▶ _Written task_
Scan the entries for the string "TradingView" and give the number of lines that have it, nothing further.

▶ _Stored rows_
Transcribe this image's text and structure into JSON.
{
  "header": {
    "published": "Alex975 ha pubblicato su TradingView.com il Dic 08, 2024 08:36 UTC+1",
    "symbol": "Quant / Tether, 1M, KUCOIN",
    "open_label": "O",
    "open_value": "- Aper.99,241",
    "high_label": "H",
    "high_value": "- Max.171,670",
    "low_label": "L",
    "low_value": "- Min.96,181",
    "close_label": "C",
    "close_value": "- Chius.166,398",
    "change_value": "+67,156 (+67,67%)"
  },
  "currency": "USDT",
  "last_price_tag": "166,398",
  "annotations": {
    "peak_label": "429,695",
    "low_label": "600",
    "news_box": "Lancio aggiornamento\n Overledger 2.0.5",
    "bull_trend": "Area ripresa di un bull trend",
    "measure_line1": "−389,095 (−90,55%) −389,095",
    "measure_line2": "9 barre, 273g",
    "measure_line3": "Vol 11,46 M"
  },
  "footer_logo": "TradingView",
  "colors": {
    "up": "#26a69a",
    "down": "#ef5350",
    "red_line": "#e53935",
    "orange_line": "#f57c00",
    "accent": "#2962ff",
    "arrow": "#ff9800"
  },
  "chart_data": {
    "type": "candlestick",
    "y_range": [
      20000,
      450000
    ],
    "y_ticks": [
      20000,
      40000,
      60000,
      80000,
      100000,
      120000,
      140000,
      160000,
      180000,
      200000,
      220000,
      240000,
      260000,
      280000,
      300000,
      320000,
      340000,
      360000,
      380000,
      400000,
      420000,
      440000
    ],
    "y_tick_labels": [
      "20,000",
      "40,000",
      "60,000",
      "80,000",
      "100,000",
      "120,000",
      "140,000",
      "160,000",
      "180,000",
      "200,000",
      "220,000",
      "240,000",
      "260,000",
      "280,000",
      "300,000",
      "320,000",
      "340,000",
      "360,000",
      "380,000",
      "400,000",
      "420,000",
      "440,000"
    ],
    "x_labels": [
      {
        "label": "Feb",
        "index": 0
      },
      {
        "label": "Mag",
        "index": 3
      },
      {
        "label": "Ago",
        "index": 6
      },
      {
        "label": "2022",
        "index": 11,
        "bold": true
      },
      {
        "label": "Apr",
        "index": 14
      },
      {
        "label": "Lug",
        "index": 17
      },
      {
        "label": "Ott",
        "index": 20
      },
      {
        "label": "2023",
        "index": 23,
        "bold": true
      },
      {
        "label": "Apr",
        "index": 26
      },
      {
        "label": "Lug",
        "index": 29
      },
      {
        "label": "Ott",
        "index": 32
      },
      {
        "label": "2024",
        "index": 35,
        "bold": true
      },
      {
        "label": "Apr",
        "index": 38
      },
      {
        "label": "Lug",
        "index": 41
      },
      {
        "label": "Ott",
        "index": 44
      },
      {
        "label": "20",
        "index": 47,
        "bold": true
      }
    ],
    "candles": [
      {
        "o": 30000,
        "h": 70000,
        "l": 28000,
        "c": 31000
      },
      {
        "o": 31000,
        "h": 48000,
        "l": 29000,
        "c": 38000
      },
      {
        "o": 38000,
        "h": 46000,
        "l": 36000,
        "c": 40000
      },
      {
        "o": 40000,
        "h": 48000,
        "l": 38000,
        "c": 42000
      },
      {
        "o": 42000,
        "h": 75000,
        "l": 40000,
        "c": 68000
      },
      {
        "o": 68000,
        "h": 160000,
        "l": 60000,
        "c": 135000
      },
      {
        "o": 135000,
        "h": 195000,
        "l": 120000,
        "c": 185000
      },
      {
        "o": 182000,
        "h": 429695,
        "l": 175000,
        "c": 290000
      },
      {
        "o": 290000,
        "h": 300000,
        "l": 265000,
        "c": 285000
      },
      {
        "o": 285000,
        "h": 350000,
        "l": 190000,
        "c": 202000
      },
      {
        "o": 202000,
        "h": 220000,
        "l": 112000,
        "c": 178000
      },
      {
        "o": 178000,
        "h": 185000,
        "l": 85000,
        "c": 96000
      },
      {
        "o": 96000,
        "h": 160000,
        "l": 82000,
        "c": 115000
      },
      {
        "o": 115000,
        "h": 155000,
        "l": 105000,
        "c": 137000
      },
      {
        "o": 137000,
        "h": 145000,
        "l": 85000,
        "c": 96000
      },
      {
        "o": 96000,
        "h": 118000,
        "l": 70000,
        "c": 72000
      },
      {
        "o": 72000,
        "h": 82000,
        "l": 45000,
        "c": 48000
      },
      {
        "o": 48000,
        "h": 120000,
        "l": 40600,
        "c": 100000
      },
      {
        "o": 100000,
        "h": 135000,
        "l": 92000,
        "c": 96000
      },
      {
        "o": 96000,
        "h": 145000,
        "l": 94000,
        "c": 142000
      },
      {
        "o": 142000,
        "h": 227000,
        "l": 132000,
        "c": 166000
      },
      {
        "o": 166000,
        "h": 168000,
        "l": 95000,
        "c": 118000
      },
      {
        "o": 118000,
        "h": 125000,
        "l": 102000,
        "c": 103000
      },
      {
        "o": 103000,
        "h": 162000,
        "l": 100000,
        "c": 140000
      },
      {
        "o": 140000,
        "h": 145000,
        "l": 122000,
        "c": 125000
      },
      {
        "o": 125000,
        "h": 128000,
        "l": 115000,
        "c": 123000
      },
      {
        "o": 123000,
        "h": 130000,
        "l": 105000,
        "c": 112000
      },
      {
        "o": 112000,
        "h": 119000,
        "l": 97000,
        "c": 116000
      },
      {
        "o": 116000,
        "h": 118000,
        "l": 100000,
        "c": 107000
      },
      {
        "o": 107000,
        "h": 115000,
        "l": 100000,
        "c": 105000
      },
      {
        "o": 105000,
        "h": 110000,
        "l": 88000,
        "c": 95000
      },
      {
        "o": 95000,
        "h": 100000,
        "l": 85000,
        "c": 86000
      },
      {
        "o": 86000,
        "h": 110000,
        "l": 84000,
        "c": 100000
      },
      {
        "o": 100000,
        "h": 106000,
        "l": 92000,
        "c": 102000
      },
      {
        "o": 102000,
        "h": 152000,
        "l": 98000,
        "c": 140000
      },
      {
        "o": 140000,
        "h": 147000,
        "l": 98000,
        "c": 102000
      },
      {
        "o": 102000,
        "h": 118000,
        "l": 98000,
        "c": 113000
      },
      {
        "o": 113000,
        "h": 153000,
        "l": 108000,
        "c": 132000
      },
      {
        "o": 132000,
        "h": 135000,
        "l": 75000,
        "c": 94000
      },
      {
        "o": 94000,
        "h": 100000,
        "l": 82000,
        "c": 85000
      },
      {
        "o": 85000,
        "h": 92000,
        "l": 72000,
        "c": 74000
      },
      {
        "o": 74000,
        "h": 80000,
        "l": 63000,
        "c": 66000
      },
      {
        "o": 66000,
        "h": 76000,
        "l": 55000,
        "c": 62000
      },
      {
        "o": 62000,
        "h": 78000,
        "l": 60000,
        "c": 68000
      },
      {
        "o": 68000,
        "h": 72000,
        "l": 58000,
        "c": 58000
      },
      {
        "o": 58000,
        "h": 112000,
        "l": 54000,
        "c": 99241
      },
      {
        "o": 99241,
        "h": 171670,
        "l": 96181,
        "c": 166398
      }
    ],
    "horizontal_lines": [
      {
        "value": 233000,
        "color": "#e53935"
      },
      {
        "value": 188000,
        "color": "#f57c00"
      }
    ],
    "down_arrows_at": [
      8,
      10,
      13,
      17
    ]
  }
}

▶ _Task answer_
2